** START The records **
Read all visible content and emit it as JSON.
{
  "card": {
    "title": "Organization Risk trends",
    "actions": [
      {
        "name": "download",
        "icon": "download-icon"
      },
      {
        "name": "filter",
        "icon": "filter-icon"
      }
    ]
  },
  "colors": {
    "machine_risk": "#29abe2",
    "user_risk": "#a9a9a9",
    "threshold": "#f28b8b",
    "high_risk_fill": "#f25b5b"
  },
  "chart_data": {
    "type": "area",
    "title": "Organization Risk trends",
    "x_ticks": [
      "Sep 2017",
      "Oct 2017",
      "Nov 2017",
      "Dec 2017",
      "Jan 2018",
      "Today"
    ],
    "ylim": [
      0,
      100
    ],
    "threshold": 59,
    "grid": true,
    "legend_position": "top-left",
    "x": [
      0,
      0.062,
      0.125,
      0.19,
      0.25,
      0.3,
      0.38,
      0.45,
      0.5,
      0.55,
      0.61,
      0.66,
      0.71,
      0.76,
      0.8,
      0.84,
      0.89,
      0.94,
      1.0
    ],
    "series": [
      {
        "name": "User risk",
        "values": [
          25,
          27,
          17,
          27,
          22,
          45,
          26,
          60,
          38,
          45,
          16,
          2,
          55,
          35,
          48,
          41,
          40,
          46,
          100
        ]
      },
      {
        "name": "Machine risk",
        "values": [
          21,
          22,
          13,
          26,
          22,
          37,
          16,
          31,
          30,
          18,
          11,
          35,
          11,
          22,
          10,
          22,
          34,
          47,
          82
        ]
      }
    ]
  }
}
** END The records **
**Task requirements**
All entries shown above should be printed again exactly.

**Reply to the exercise**
Read all visible content and emit it as JSON.
{
  "card": {
    "title": "Organization Risk trends",
    "actions": [
      {
        "name": "download",
        "icon": "download-icon"
      },
      {
        "name": "filter",
        "icon": "filter-icon"
      }
    ]
  },
  "colors": {
    "machine_risk": "#29abe2",
    "user_risk": "#a9a9a9",
    "threshold": "#f28b8b",
    "high_risk_fill": "#f25b5b"
  },
  "chart_data": {
    "type": "area",
    "title": "Organization Risk trends",
    "x_ticks": [
      "Sep 2017",
      "Oct 2017",
      "Nov 2017",
      "Dec 2017",
      "Jan 2018",
      "Today"
    ],
    "ylim": [
      0,
      100
    ],
    "threshold": 59,
    "grid": true,
    "legend_position": "top-left",
    "x": [
      0,
      0.062,
      0.125,
      0.19,
      0.25,
      0.3,
      0.38,
      0.45,
      0.5,
      0.55,
      0.61,
      0.66,
      0.71,
      0.76,
      0.8,
      0.84,
      0.89,
      0.94,
      1.0
    ],
    "series": [
      {
        "name": "User risk",
        "values": [
          25,
          27,
          17,
          27,
          22,
          45,
          26,
          60,
          38,
          45,
          16,
          2,
          55,
          35,
          48,
          41,
          40,
          46,
          100
        ]
      },
      {
        "name": "Machine risk",
        "values": [
          21,
          22,
          13,
          26,
          22,
          37,
          16,
          31,
          30,
          18,
          11,
          35,
          11,
          22,
          10,
          22,
          34,
          47,
          82
        ]
      }
    ]
  }
}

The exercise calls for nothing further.